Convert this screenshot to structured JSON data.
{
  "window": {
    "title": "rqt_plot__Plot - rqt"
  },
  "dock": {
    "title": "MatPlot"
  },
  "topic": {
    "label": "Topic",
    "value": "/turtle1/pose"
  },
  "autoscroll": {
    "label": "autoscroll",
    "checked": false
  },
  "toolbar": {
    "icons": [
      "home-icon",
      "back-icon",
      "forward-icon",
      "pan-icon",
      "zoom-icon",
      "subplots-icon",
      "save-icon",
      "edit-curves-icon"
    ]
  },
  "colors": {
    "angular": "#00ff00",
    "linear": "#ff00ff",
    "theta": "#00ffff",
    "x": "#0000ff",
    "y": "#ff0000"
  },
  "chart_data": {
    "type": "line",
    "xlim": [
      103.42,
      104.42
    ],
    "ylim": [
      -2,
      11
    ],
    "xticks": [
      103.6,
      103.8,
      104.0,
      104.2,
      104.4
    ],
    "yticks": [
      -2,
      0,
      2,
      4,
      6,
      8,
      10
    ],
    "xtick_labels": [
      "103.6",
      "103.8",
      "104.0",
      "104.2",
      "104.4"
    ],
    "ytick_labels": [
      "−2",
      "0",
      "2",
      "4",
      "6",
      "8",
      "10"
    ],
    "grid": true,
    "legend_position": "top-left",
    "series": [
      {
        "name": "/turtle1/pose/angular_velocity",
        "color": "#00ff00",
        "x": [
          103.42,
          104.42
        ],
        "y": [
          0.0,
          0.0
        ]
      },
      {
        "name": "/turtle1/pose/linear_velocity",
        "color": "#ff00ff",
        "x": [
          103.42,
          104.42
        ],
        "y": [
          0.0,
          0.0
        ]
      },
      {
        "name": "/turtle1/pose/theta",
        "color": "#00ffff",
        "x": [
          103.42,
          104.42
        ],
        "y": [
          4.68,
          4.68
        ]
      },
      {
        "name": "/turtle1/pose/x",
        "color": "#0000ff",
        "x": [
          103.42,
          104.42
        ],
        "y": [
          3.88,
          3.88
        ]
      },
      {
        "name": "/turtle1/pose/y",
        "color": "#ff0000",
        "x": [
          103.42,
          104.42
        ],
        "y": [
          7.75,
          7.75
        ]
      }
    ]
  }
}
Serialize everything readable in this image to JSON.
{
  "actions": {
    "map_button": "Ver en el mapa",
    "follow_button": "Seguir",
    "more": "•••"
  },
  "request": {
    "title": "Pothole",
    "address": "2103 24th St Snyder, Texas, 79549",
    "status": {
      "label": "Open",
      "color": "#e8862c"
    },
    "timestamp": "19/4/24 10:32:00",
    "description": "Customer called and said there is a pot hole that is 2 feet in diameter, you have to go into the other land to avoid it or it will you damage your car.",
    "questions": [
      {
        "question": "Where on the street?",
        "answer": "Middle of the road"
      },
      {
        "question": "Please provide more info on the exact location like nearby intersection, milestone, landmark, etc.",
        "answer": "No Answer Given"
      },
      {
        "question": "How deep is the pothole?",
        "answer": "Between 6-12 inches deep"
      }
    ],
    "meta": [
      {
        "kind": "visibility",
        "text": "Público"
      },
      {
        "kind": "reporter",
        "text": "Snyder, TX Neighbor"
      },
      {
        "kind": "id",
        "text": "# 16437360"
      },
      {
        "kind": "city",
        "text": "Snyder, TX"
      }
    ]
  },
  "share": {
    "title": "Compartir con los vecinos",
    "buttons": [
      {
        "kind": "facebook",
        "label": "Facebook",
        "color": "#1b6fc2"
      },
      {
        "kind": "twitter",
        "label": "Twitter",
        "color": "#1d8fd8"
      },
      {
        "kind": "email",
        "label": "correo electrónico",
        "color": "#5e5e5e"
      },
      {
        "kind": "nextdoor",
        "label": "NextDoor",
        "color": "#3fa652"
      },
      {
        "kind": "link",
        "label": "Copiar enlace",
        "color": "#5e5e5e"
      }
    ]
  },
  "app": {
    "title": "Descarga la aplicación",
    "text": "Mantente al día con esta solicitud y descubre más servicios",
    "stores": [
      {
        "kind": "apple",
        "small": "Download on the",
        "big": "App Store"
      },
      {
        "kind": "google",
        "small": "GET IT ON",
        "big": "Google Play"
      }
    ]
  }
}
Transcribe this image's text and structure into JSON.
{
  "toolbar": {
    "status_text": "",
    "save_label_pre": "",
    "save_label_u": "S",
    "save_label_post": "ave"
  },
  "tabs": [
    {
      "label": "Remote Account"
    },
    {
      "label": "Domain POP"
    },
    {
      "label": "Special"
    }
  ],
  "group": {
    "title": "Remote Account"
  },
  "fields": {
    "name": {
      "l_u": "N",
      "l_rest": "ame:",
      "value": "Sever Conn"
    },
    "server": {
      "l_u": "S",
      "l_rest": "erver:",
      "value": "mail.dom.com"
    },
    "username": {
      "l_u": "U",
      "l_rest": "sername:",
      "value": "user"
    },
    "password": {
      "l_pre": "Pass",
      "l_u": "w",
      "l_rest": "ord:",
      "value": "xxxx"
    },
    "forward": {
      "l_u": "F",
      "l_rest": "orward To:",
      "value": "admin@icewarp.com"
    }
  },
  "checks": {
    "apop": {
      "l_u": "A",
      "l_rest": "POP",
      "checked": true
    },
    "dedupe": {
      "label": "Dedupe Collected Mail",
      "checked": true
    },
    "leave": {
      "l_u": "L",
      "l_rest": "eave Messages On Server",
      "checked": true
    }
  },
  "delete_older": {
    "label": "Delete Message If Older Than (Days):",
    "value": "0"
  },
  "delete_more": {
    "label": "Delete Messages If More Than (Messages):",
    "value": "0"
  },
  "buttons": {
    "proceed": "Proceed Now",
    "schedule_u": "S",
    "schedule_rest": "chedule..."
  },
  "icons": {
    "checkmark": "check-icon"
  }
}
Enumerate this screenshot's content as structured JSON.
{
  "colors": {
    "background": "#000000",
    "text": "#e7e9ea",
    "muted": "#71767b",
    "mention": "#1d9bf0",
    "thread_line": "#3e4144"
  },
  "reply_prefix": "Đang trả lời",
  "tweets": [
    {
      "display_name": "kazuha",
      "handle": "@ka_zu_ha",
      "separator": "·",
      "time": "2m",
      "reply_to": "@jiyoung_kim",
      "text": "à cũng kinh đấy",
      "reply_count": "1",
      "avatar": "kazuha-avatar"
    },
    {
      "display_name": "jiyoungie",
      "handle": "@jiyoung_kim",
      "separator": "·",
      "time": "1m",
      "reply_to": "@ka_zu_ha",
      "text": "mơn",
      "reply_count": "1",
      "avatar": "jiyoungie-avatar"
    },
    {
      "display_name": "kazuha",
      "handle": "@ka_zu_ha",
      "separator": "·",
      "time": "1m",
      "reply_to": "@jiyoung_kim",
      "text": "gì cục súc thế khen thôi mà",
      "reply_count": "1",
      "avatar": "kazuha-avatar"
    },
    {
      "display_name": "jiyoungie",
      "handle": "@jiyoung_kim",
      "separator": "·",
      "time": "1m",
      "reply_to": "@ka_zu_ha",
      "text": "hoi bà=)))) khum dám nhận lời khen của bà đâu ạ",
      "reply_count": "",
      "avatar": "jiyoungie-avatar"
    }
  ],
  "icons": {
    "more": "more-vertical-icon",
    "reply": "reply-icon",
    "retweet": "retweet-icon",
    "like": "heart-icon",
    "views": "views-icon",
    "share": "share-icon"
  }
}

### GOAL
In the lines above, find each one with "Than" and list it.

### SOLUTION TO THE EXERCISE
    "label": "Delete Message If Older Than (Days):",
    "label": "Delete Messages If More Than (Messages):",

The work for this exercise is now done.